━━ Exercise materials ━━

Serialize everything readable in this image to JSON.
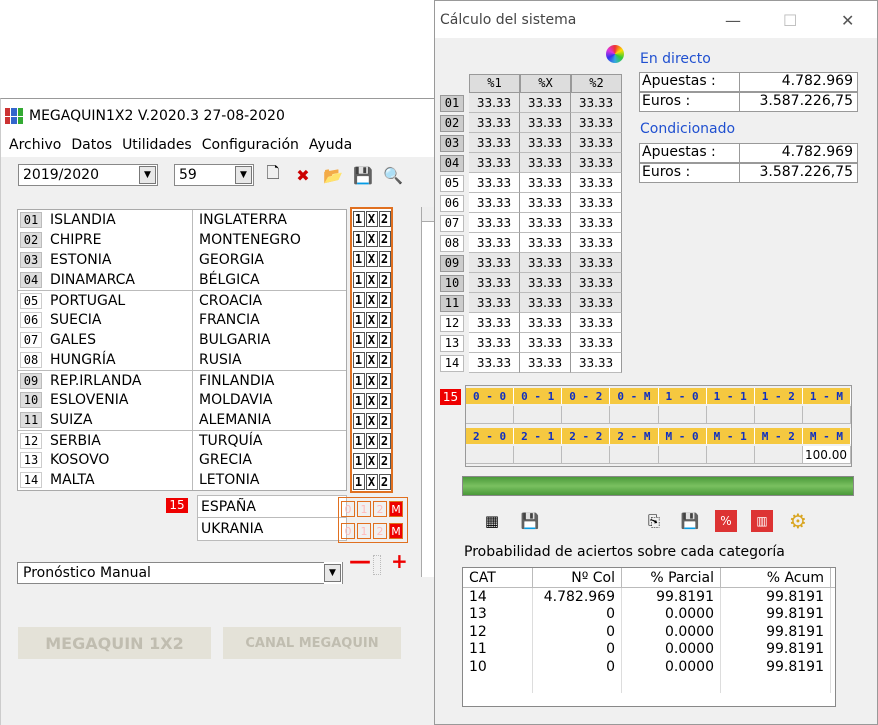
{
  "main": {
    "title": "MEGAQUIN1X2  V.2020.3 27-08-2020",
    "menu": [
      "Archivo",
      "Datos",
      "Utilidades",
      "Configuración",
      "Ayuda"
    ],
    "season": "2019/2020",
    "jornada": "59",
    "matches": [
      {
        "n": "01",
        "home": "ISLANDIA",
        "away": "INGLATERRA"
      },
      {
        "n": "02",
        "home": "CHIPRE",
        "away": "MONTENEGRO"
      },
      {
        "n": "03",
        "home": "ESTONIA",
        "away": "GEORGIA"
      },
      {
        "n": "04",
        "home": "DINAMARCA",
        "away": "BÉLGICA"
      },
      {
        "n": "05",
        "home": "PORTUGAL",
        "away": "CROACIA"
      },
      {
        "n": "06",
        "home": "SUECIA",
        "away": "FRANCIA"
      },
      {
        "n": "07",
        "home": "GALES",
        "away": "BULGARIA"
      },
      {
        "n": "08",
        "home": "HUNGRÍA",
        "away": "RUSIA"
      },
      {
        "n": "09",
        "home": "REP.IRLANDA",
        "away": "FINLANDIA"
      },
      {
        "n": "10",
        "home": "ESLOVENIA",
        "away": "MOLDAVIA"
      },
      {
        "n": "11",
        "home": "SUIZA",
        "away": "ALEMANIA"
      },
      {
        "n": "12",
        "home": "SERBIA",
        "away": "TURQUÍA"
      },
      {
        "n": "13",
        "home": "KOSOVO",
        "away": "GRECIA"
      },
      {
        "n": "14",
        "home": "MALTA",
        "away": "LETONIA"
      }
    ],
    "sign_labels": [
      "1",
      "X",
      "2"
    ],
    "pleno": {
      "n": "15",
      "home": "ESPAÑA",
      "away": "UKRANIA",
      "opts": [
        "0",
        "1",
        "2",
        "M"
      ]
    },
    "pronostico": "Pronóstico Manual",
    "btn_megaquin": "MEGAQUIN 1X2",
    "btn_canal": "CANAL MEGAQUIN"
  },
  "dialog": {
    "title": "Cálculo del sistema",
    "headers": [
      "%1",
      "%X",
      "%2"
    ],
    "rows": [
      [
        "01",
        "33.33",
        "33.33",
        "33.33"
      ],
      [
        "02",
        "33.33",
        "33.33",
        "33.33"
      ],
      [
        "03",
        "33.33",
        "33.33",
        "33.33"
      ],
      [
        "04",
        "33.33",
        "33.33",
        "33.33"
      ],
      [
        "05",
        "33.33",
        "33.33",
        "33.33"
      ],
      [
        "06",
        "33.33",
        "33.33",
        "33.33"
      ],
      [
        "07",
        "33.33",
        "33.33",
        "33.33"
      ],
      [
        "08",
        "33.33",
        "33.33",
        "33.33"
      ],
      [
        "09",
        "33.33",
        "33.33",
        "33.33"
      ],
      [
        "10",
        "33.33",
        "33.33",
        "33.33"
      ],
      [
        "11",
        "33.33",
        "33.33",
        "33.33"
      ],
      [
        "12",
        "33.33",
        "33.33",
        "33.33"
      ],
      [
        "13",
        "33.33",
        "33.33",
        "33.33"
      ],
      [
        "14",
        "33.33",
        "33.33",
        "33.33"
      ]
    ],
    "en_directo": {
      "label": "En directo",
      "apuestas_k": "Apuestas :",
      "apuestas_v": "4.782.969",
      "euros_k": "Euros :",
      "euros_v": "3.587.226,75"
    },
    "condicionado": {
      "label": "Condicionado",
      "apuestas_k": "Apuestas :",
      "apuestas_v": "4.782.969",
      "euros_k": "Euros :",
      "euros_v": "3.587.226,75"
    },
    "p15": "15",
    "goals_top": [
      "0 - 0",
      "0 - 1",
      "0 - 2",
      "0 - M",
      "1 - 0",
      "1 - 1",
      "1 - 2",
      "1 - M"
    ],
    "goals_bottom": [
      "2 - 0",
      "2 - 1",
      "2 - 2",
      "2 - M",
      "M - 0",
      "M - 1",
      "M - 2",
      "M - M"
    ],
    "goals_last_value": "100.00",
    "prob_title": "Probabilidad de aciertos sobre cada categoría",
    "cat_headers": [
      "CAT",
      "Nº Col",
      "% Parcial",
      "% Acum"
    ],
    "cat_rows": [
      [
        "14",
        "4.782.969",
        "99.8191",
        "99.8191"
      ],
      [
        "13",
        "0",
        "0.0000",
        "99.8191"
      ],
      [
        "12",
        "0",
        "0.0000",
        "99.8191"
      ],
      [
        "11",
        "0",
        "0.0000",
        "99.8191"
      ],
      [
        "10",
        "0",
        "0.0000",
        "99.8191"
      ]
    ]
  }
}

━━━

Task brief.
Every record must be copied exactly, with the pictures left out.

Solved problem.
Serialize everything readable in this image to JSON.
{
  "main": {
    "title": "MEGAQUIN1X2  V.2020.3 27-08-2020",
    "menu": [
      "Archivo",
      "Datos",
      "Utilidades",
      "Configuración",
      "Ayuda"
    ],
    "season": "2019/2020",
    "jornada": "59",
    "matches": [
      {
        "n": "01",
        "home": "ISLANDIA",
        "away": "INGLATERRA"
      },
      {
        "n": "02",
        "home": "CHIPRE",
        "away": "MONTENEGRO"
      },
      {
        "n": "03",
        "home": "ESTONIA",
        "away": "GEORGIA"
      },
      {
        "n": "04",
        "home": "DINAMARCA",
        "away": "BÉLGICA"
      },
      {
        "n": "05",
        "home": "PORTUGAL",
        "away": "CROACIA"
      },
      {
        "n": "06",
        "home": "SUECIA",
        "away": "FRANCIA"
      },
      {
        "n": "07",
        "home": "GALES",
        "away": "BULGARIA"
      },
      {
        "n": "08",
        "home": "HUNGRÍA",
        "away": "RUSIA"
      },
      {
        "n": "09",
        "home": "REP.IRLANDA",
        "away": "FINLANDIA"
      },
      {
        "n": "10",
        "home": "ESLOVENIA",
        "away": "MOLDAVIA"
      },
      {
        "n": "11",
        "home": "SUIZA",
        "away": "ALEMANIA"
      },
      {
        "n": "12",
        "home": "SERBIA",
        "away": "TURQUÍA"
      },
      {
        "n": "13",
        "home": "KOSOVO",
        "away": "GRECIA"
      },
      {
        "n": "14",
        "home": "MALTA",
        "away": "LETONIA"
      }
    ],
    "sign_labels": [
      "1",
      "X",
      "2"
    ],
    "pleno": {
      "n": "15",
      "home": "ESPAÑA",
      "away": "UKRANIA",
      "opts": [
        "0",
        "1",
        "2",
        "M"
      ]
    },
    "pronostico": "Pronóstico Manual",
    "btn_megaquin": "MEGAQUIN 1X2",
    "btn_canal": "CANAL MEGAQUIN"
  },
  "dialog": {
    "title": "Cálculo del sistema",
    "headers": [
      "%1",
      "%X",
      "%2"
    ],
    "rows": [
      [
        "01",
        "33.33",
        "33.33",
        "33.33"
      ],
      [
        "02",
        "33.33",
        "33.33",
        "33.33"
      ],
      [
        "03",
        "33.33",
        "33.33",
        "33.33"
      ],
      [
        "04",
        "33.33",
        "33.33",
        "33.33"
      ],
      [
        "05",
        "33.33",
        "33.33",
        "33.33"
      ],
      [
        "06",
        "33.33",
        "33.33",
        "33.33"
      ],
      [
        "07",
        "33.33",
        "33.33",
        "33.33"
      ],
      [
        "08",
        "33.33",
        "33.33",
        "33.33"
      ],
      [
        "09",
        "33.33",
        "33.33",
        "33.33"
      ],
      [
        "10",
        "33.33",
        "33.33",
        "33.33"
      ],
      [
        "11",
        "33.33",
        "33.33",
        "33.33"
      ],
      [
        "12",
        "33.33",
        "33.33",
        "33.33"
      ],
      [
        "13",
        "33.33",
        "33.33",
        "33.33"
      ],
      [
        "14",
        "33.33",
        "33.33",
        "33.33"
      ]
    ],
    "en_directo": {
      "label": "En directo",
      "apuestas_k": "Apuestas :",
      "apuestas_v": "4.782.969",
      "euros_k": "Euros :",
      "euros_v": "3.587.226,75"
    },
    "condicionado": {
      "label": "Condicionado",
      "apuestas_k": "Apuestas :",
      "apuestas_v": "4.782.969",
      "euros_k": "Euros :",
      "euros_v": "3.587.226,75"
    },
    "p15": "15",
    "goals_top": [
      "0 - 0",
      "0 - 1",
      "0 - 2",
      "0 - M",
      "1 - 0",
      "1 - 1",
      "1 - 2",
      "1 - M"
    ],
    "goals_bottom": [
      "2 - 0",
      "2 - 1",
      "2 - 2",
      "2 - M",
      "M - 0",
      "M - 1",
      "M - 2",
      "M - M"
    ],
    "goals_last_value": "100.00",
    "prob_title": "Probabilidad de aciertos sobre cada categoría",
    "cat_headers": [
      "CAT",
      "Nº Col",
      "% Parcial",
      "% Acum"
    ],
    "cat_rows": [
      [
        "14",
        "4.782.969",
        "99.8191",
        "99.8191"
      ],
      [
        "13",
        "0",
        "0.0000",
        "99.8191"
      ],
      [
        "12",
        "0",
        "0.0000",
        "99.8191"
      ],
      [
        "11",
        "0",
        "0.0000",
        "99.8191"
      ],
      [
        "10",
        "0",
        "0.0000",
        "99.8191"
      ]
    ]
  }
}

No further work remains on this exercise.